**AIM OF THE TASK:** Repeat what the lines below say, word for word, and skip every image.

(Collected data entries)
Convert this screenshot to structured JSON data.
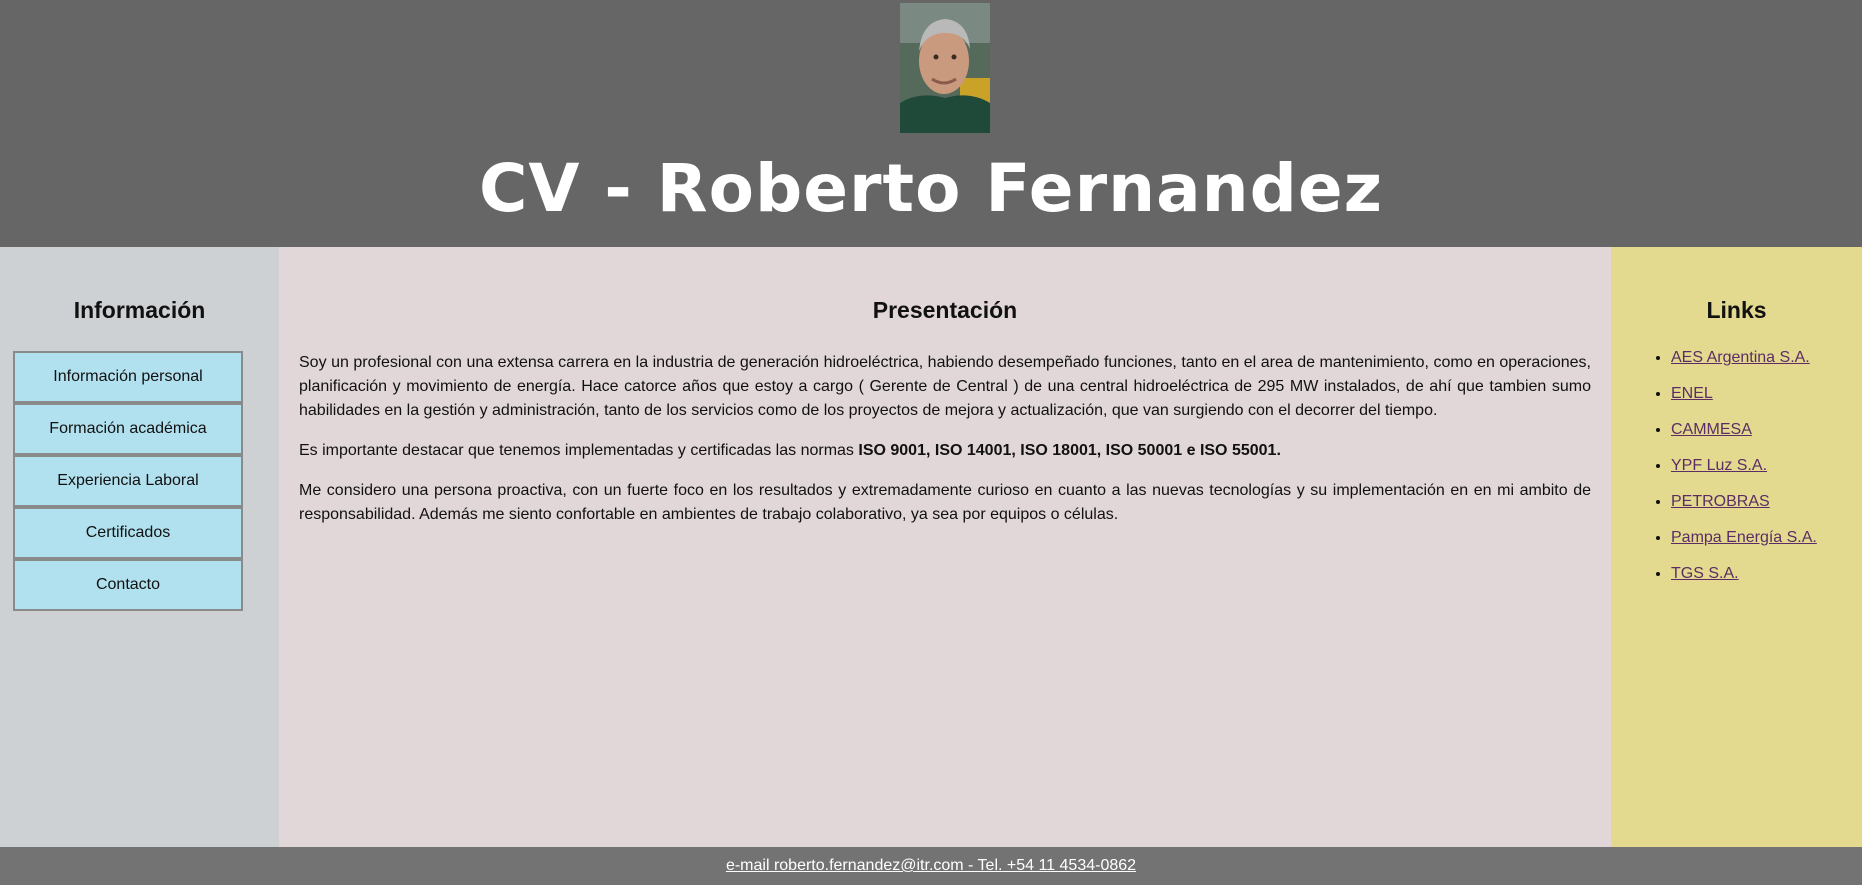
{
  "header": {
    "title": "CV - Roberto Fernandez",
    "photo_icon": "profile-photo"
  },
  "sidebar": {
    "heading": "Información",
    "items": [
      {
        "label": "Información personal"
      },
      {
        "label": "Formación académica"
      },
      {
        "label": "Experiencia Laboral"
      },
      {
        "label": "Certificados"
      },
      {
        "label": "Contacto"
      }
    ]
  },
  "main": {
    "heading": "Presentación",
    "paragraph1": "Soy un profesional con una extensa carrera en la industria de generación hidroeléctrica, habiendo desempeñado funciones, tanto en el area de mantenimiento, como en operaciones, planificación y movimiento de energía. Hace catorce años que estoy a cargo ( Gerente de Central ) de una central hidroeléctrica de 295 MW instalados, de ahí que tambien sumo habilidades en la gestión y administración, tanto de los servicios como de los proyectos de mejora y actualización, que van surgiendo con el decorrer del tiempo.",
    "paragraph2_text": "Es importante destacar que tenemos implementadas y certificadas las normas ",
    "paragraph2_bold": "ISO 9001, ISO 14001, ISO 18001, ISO 50001 e ISO 55001.",
    "paragraph3": "Me considero una persona proactiva, con un fuerte foco en los resultados y extremadamente curioso en cuanto a las nuevas tecnologías y su implementación en en mi ambito de responsabilidad. Además me siento confortable en ambientes de trabajo colaborativo, ya sea por equipos o células."
  },
  "links": {
    "heading": "Links",
    "items": [
      {
        "label": "AES Argentina S.A."
      },
      {
        "label": "ENEL"
      },
      {
        "label": "CAMMESA"
      },
      {
        "label": "YPF Luz S.A."
      },
      {
        "label": "PETROBRAS"
      },
      {
        "label": "Pampa Energía S.A."
      },
      {
        "label": "TGS S.A."
      }
    ]
  },
  "footer": {
    "contact": "e-mail roberto.fernandez@itr.com - Tel. +54 11 4534-0862"
  },
  "colors": {
    "header_bg": "#666666",
    "left_bg": "#cdd1d3",
    "center_bg": "#e1d7d8",
    "right_bg": "#e3da90",
    "button_bg": "#b1e1ef",
    "link_color": "#5b2d64",
    "footer_bg": "#737373"
  }
}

**SOLVED EXERCISE:**
Convert this screenshot to structured JSON data.
{
  "header": {
    "title": "CV - Roberto Fernandez",
    "photo_icon": "profile-photo"
  },
  "sidebar": {
    "heading": "Información",
    "items": [
      {
        "label": "Información personal"
      },
      {
        "label": "Formación académica"
      },
      {
        "label": "Experiencia Laboral"
      },
      {
        "label": "Certificados"
      },
      {
        "label": "Contacto"
      }
    ]
  },
  "main": {
    "heading": "Presentación",
    "paragraph1": "Soy un profesional con una extensa carrera en la industria de generación hidroeléctrica, habiendo desempeñado funciones, tanto en el area de mantenimiento, como en operaciones, planificación y movimiento de energía. Hace catorce años que estoy a cargo ( Gerente de Central ) de una central hidroeléctrica de 295 MW instalados, de ahí que tambien sumo habilidades en la gestión y administración, tanto de los servicios como de los proyectos de mejora y actualización, que van surgiendo con el decorrer del tiempo.",
    "paragraph2_text": "Es importante destacar que tenemos implementadas y certificadas las normas ",
    "paragraph2_bold": "ISO 9001, ISO 14001, ISO 18001, ISO 50001 e ISO 55001.",
    "paragraph3": "Me considero una persona proactiva, con un fuerte foco en los resultados y extremadamente curioso en cuanto a las nuevas tecnologías y su implementación en en mi ambito de responsabilidad. Además me siento confortable en ambientes de trabajo colaborativo, ya sea por equipos o células."
  },
  "links": {
    "heading": "Links",
    "items": [
      {
        "label": "AES Argentina S.A."
      },
      {
        "label": "ENEL"
      },
      {
        "label": "CAMMESA"
      },
      {
        "label": "YPF Luz S.A."
      },
      {
        "label": "PETROBRAS"
      },
      {
        "label": "Pampa Energía S.A."
      },
      {
        "label": "TGS S.A."
      }
    ]
  },
  "footer": {
    "contact": "e-mail roberto.fernandez@itr.com - Tel. +54 11 4534-0862"
  },
  "colors": {
    "header_bg": "#666666",
    "left_bg": "#cdd1d3",
    "center_bg": "#e1d7d8",
    "right_bg": "#e3da90",
    "button_bg": "#b1e1ef",
    "link_color": "#5b2d64",
    "footer_bg": "#737373"
  }
}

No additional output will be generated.